#### PROBLEM DETAILS
Drop all images and give the records again exactly.

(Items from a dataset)
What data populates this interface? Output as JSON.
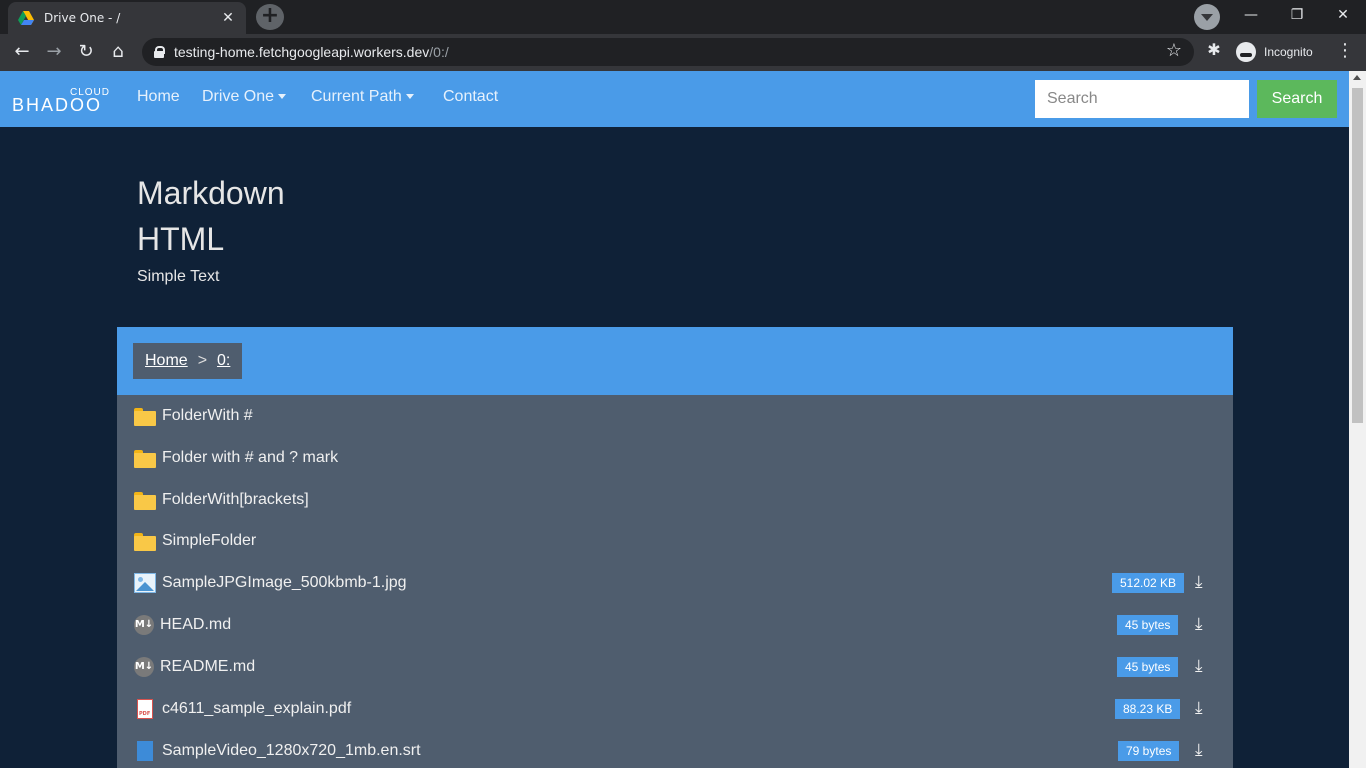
{
  "browser": {
    "tab_title": "Drive One - /",
    "tab_close": "✕",
    "new_tab": "+",
    "url_host": "testing-home.fetchgoogleapi.workers.dev",
    "url_path": "/0:/",
    "incognito_label": "Incognito",
    "controls": {
      "minimize": "—",
      "restore": "❐",
      "close": "✕"
    },
    "nav": {
      "back": "←",
      "forward": "→",
      "reload": "↻",
      "home": "⌂",
      "star": "☆",
      "extensions": "✱",
      "menu": "⋮"
    }
  },
  "navbar": {
    "logo_top": "CLOUD",
    "logo_main": "BHADOO",
    "links": [
      "Home",
      "Drive One",
      "Current Path",
      "Contact"
    ],
    "search_placeholder": "Search",
    "search_button": "Search",
    "colors": {
      "navbar": "#4a9be8",
      "search_button": "#5cb85c"
    }
  },
  "readme": {
    "heading1": "Markdown",
    "heading2": "HTML",
    "paragraph": "Simple Text"
  },
  "breadcrumb": {
    "home": "Home",
    "separator": ">",
    "current": "0:"
  },
  "files": [
    {
      "name": "FolderWith #",
      "type": "folder",
      "icon": "folder-icon"
    },
    {
      "name": "Folder with # and ? mark",
      "type": "folder",
      "icon": "folder-icon"
    },
    {
      "name": "FolderWith[brackets]",
      "type": "folder",
      "icon": "folder-icon"
    },
    {
      "name": "SimpleFolder",
      "type": "folder",
      "icon": "folder-icon"
    },
    {
      "name": "SampleJPGImage_500kbmb-1.jpg",
      "type": "image",
      "icon": "image-file-icon",
      "size": "512.02 KB"
    },
    {
      "name": "HEAD.md",
      "type": "markdown",
      "icon": "markdown-file-icon",
      "icon_text": "M↓",
      "size": "45 bytes"
    },
    {
      "name": "README.md",
      "type": "markdown",
      "icon": "markdown-file-icon",
      "icon_text": "M↓",
      "size": "45 bytes"
    },
    {
      "name": "c4611_sample_explain.pdf",
      "type": "pdf",
      "icon": "pdf-file-icon",
      "size": "88.23 KB"
    },
    {
      "name": "SampleVideo_1280x720_1mb.en.srt",
      "type": "subtitle",
      "icon": "subtitle-file-icon",
      "size": "79 bytes"
    }
  ]
}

#### EXERCISE RESPONSE
What data populates this interface? Output as JSON.
{
  "browser": {
    "tab_title": "Drive One - /",
    "tab_close": "✕",
    "new_tab": "+",
    "url_host": "testing-home.fetchgoogleapi.workers.dev",
    "url_path": "/0:/",
    "incognito_label": "Incognito",
    "controls": {
      "minimize": "—",
      "restore": "❐",
      "close": "✕"
    },
    "nav": {
      "back": "←",
      "forward": "→",
      "reload": "↻",
      "home": "⌂",
      "star": "☆",
      "extensions": "✱",
      "menu": "⋮"
    }
  },
  "navbar": {
    "logo_top": "CLOUD",
    "logo_main": "BHADOO",
    "links": [
      "Home",
      "Drive One",
      "Current Path",
      "Contact"
    ],
    "search_placeholder": "Search",
    "search_button": "Search",
    "colors": {
      "navbar": "#4a9be8",
      "search_button": "#5cb85c"
    }
  },
  "readme": {
    "heading1": "Markdown",
    "heading2": "HTML",
    "paragraph": "Simple Text"
  },
  "breadcrumb": {
    "home": "Home",
    "separator": ">",
    "current": "0:"
  },
  "files": [
    {
      "name": "FolderWith #",
      "type": "folder",
      "icon": "folder-icon"
    },
    {
      "name": "Folder with # and ? mark",
      "type": "folder",
      "icon": "folder-icon"
    },
    {
      "name": "FolderWith[brackets]",
      "type": "folder",
      "icon": "folder-icon"
    },
    {
      "name": "SimpleFolder",
      "type": "folder",
      "icon": "folder-icon"
    },
    {
      "name": "SampleJPGImage_500kbmb-1.jpg",
      "type": "image",
      "icon": "image-file-icon",
      "size": "512.02 KB"
    },
    {
      "name": "HEAD.md",
      "type": "markdown",
      "icon": "markdown-file-icon",
      "icon_text": "M↓",
      "size": "45 bytes"
    },
    {
      "name": "README.md",
      "type": "markdown",
      "icon": "markdown-file-icon",
      "icon_text": "M↓",
      "size": "45 bytes"
    },
    {
      "name": "c4611_sample_explain.pdf",
      "type": "pdf",
      "icon": "pdf-file-icon",
      "size": "88.23 KB"
    },
    {
      "name": "SampleVideo_1280x720_1mb.en.srt",
      "type": "subtitle",
      "icon": "subtitle-file-icon",
      "size": "79 bytes"
    }
  ]
}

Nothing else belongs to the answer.